_Set task_
Search the entries for the word "Achieved" and pull out each line that has it.

_Supplied data_
----------

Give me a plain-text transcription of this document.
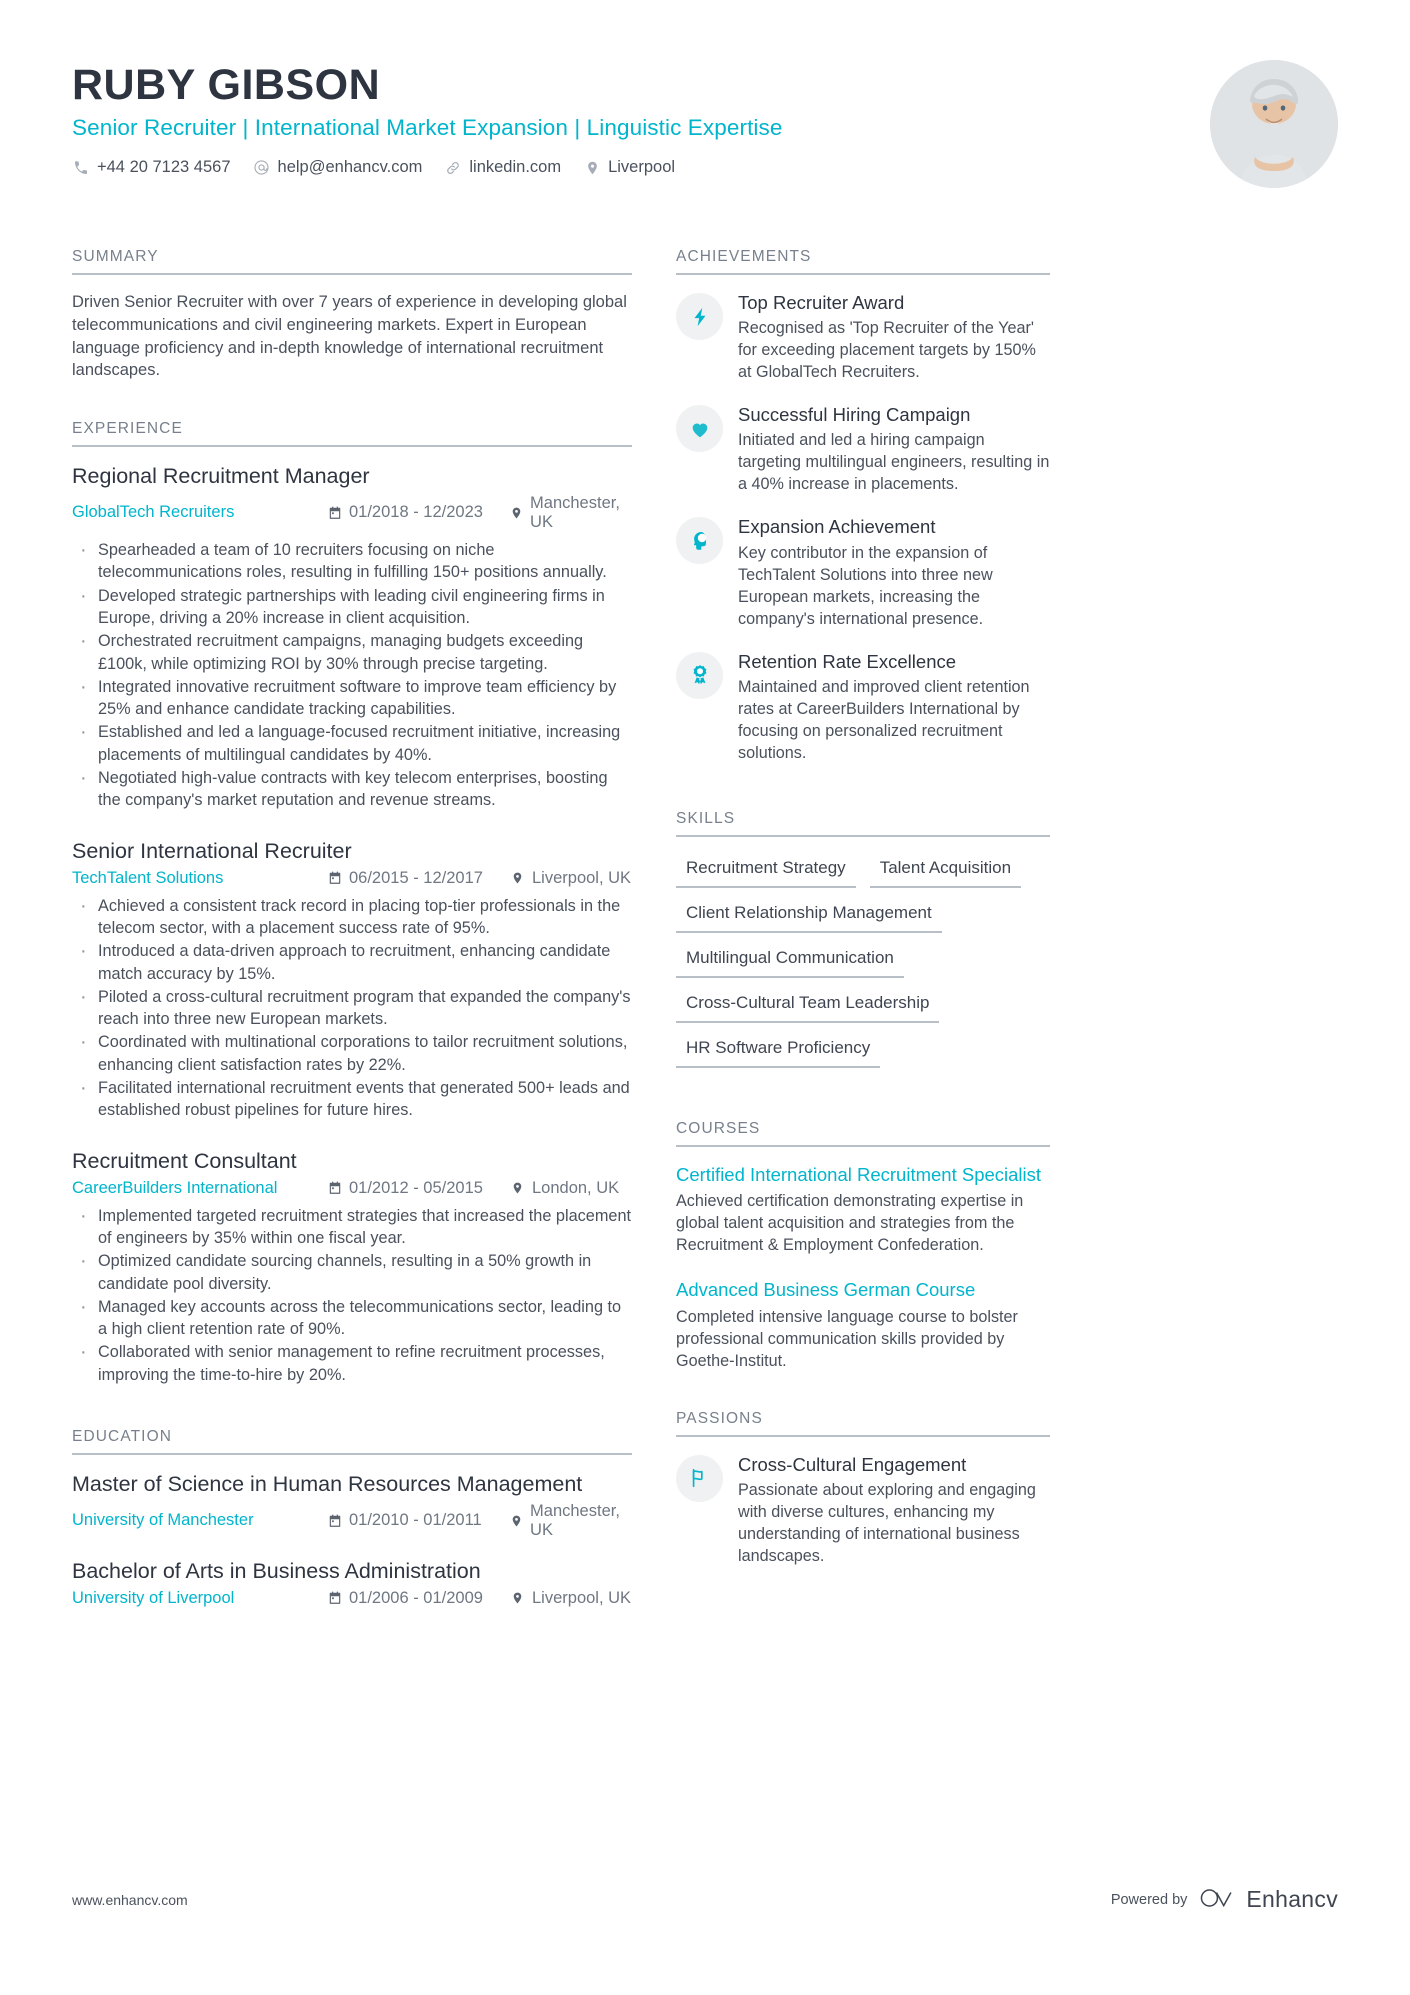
RUBY GIBSON
Senior Recruiter | International Market Expansion | Linguistic Expertise
+44 20 7123 4567	help@enhancv.com	linkedin.com	Liverpool
SUMMARY
Driven Senior Recruiter with over 7 years of experience in developing global telecommunications and civil engineering markets. Expert in European language proficiency and in-depth knowledge of international recruitment landscapes.
EXPERIENCE
Regional Recruitment Manager
GlobalTech Recruiters	01/2018 - 12/2023
Manchester, UK
· Spearheaded a team of 10 recruiters focusing on niche telecommunications roles, resulting in fulfilling 150+ positions annually.
· Developed strategic partnerships with leading civil engineering firms in Europe, driving a 20% increase in client acquisition.
· Orchestrated recruitment campaigns, managing budgets exceeding £100k, while optimizing ROI by 30% through precise targeting.
· Integrated innovative recruitment software to improve team efficiency by 25% and enhance candidate tracking capabilities.
· Established and led a language-focused recruitment initiative, increasing placements of multilingual candidates by 40%.
· Negotiated high-value contracts with key telecom enterprises, boosting the company's market reputation and revenue streams.
Senior International Recruiter
TechTalent Solutions	06/2015 - 12/2017	Liverpool, UK
· Achieved a consistent track record in placing top-tier professionals in the telecom sector, with a placement success rate of 95%.
· Introduced a data-driven approach to recruitment, enhancing candidate match accuracy by 15%.
· Piloted a cross-cultural recruitment program that expanded the company's reach into three new European markets.
· Coordinated with multinational corporations to tailor recruitment solutions, enhancing client satisfaction rates by 22%.
· Facilitated international recruitment events that generated 500+ leads and established robust pipelines for future hires.
Recruitment Consultant
CareerBuilders International	01/2012 - 05/2015	London, UK
· Implemented targeted recruitment strategies that increased the placement of engineers by 35% within one fiscal year.
· Optimized candidate sourcing channels, resulting in a 50% growth in candidate pool diversity.
· Managed key accounts across the telecommunications sector, leading to a high client retention rate of 90%.
· Collaborated with senior management to refine recruitment processes, improving the time-to-hire by 20%.
EDUCATION
Master of Science in Human Resources Management
University of Manchester	01/2010 - 01/2011
Manchester, UK
Bachelor of Arts in Business Administration
University of Liverpool	01/2006 - 01/2009	Liverpool, UK
ACHIEVEMENTS
Top Recruiter Award
Recognised as 'Top Recruiter of the Year' for exceeding placement targets by 150% at GlobalTech Recruiters.
Successful Hiring Campaign
Initiated and led a hiring campaign targeting multilingual engineers, resulting in a 40% increase in placements.
Expansion Achievement
Key contributor in the expansion of TechTalent Solutions into three new European markets, increasing the company's international presence.
Retention Rate Excellence
Maintained and improved client retention rates at CareerBuilders International by focusing on personalized recruitment solutions.
SKILLS
Recruitment Strategy	Talent Acquisition
Client Relationship Management
Multilingual Communication
Cross-Cultural Team Leadership
HR Software Proficiency
COURSES
Certified International Recruitment Specialist
Achieved certification demonstrating expertise in global talent acquisition and strategies from the Recruitment & Employment Confederation.
Advanced Business German Course
Completed intensive language course to bolster professional communication skills provided by Goethe-Institut.
PASSIONS
Cross-Cultural Engagement
Passionate about exploring and engaging with diverse cultures, enhancing my understanding of international business landscapes.
www.enhancv.com	Powered by	Enhancv
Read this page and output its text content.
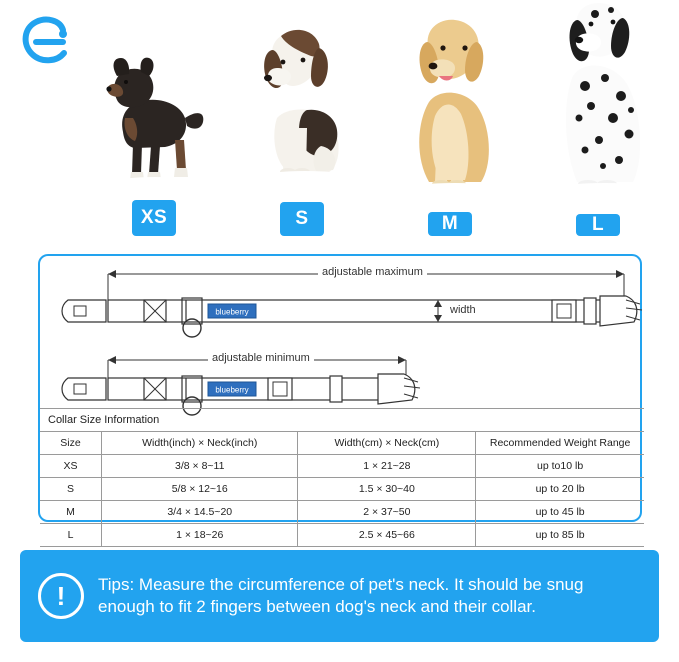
XS	S	M	L
blueberry
blueberry
adjustable maximum
width
adjustable minimum
Collar Size Information			
Size	Width(inch) × Neck(inch)	Width(cm) × Neck(cm)	Recommended Weight Range
XS	3/8 × 8~11	1 × 21~28	up to10 lb
S	5/8 × 12~16	1.5 × 30~40	up to 20 lb
M	3/4 × 14.5~20	2 × 37~50	up to 45 lb
L	1 × 18~26	2.5 × 45~66	up to 85 lb
!	Tips: Measure the circumference of pet's neck. It should be snug enough to fit 2 fingers between dog's neck and their collar.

----------

_Solution to the exercise_
· Achieved a consistent track record in placing top-tier professionals in the telecom sector, with a placement success rate of 95%.
Achieved certification demonstrating expertise in global talent acquisition and strategies from the Recruitment & Employment Confederation.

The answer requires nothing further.